Repeat the data that follows, word for word, without the images.

(Data items)
:::
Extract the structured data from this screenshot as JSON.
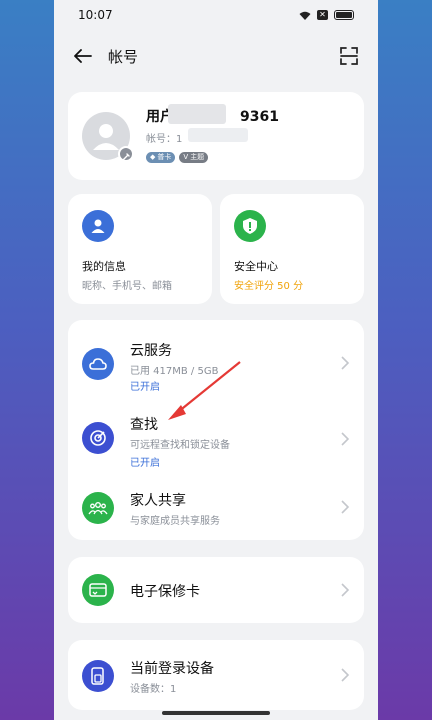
{
  "status_bar": {
    "time": "10:07"
  },
  "header": {
    "title": "帐号"
  },
  "profile": {
    "name_prefix": "用户",
    "name_suffix": "9361",
    "account_label": "帐号：1",
    "badge_1": "普卡",
    "badge_2": "主题"
  },
  "tiles": [
    {
      "title": "我的信息",
      "subtitle": "昵称、手机号、邮箱"
    },
    {
      "title": "安全中心",
      "subtitle": "安全评分 50 分"
    }
  ],
  "services": [
    {
      "title": "云服务",
      "subtitle": "已用 417MB / 5GB",
      "status": "已开启"
    },
    {
      "title": "查找",
      "subtitle": "可远程查找和锁定设备",
      "status": "已开启"
    },
    {
      "title": "家人共享",
      "subtitle": "与家庭成员共享服务"
    }
  ],
  "warranty": {
    "title": "电子保修卡"
  },
  "devices": {
    "title": "当前登录设备",
    "subtitle": "设备数：1"
  },
  "colors": {
    "blue": "#3b6fd8",
    "green": "#2bb34b",
    "indigo": "#3c4fd1",
    "arrow": "#e53935",
    "score": "#f0a30a"
  }
}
:::
* Expected output
Extract the structured data from this screenshot as JSON.
{
  "status_bar": {
    "time": "10:07"
  },
  "header": {
    "title": "帐号"
  },
  "profile": {
    "name_prefix": "用户",
    "name_suffix": "9361",
    "account_label": "帐号：1",
    "badge_1": "普卡",
    "badge_2": "主题"
  },
  "tiles": [
    {
      "title": "我的信息",
      "subtitle": "昵称、手机号、邮箱"
    },
    {
      "title": "安全中心",
      "subtitle": "安全评分 50 分"
    }
  ],
  "services": [
    {
      "title": "云服务",
      "subtitle": "已用 417MB / 5GB",
      "status": "已开启"
    },
    {
      "title": "查找",
      "subtitle": "可远程查找和锁定设备",
      "status": "已开启"
    },
    {
      "title": "家人共享",
      "subtitle": "与家庭成员共享服务"
    }
  ],
  "warranty": {
    "title": "电子保修卡"
  },
  "devices": {
    "title": "当前登录设备",
    "subtitle": "设备数：1"
  },
  "colors": {
    "blue": "#3b6fd8",
    "green": "#2bb34b",
    "indigo": "#3c4fd1",
    "arrow": "#e53935",
    "score": "#f0a30a"
  }
}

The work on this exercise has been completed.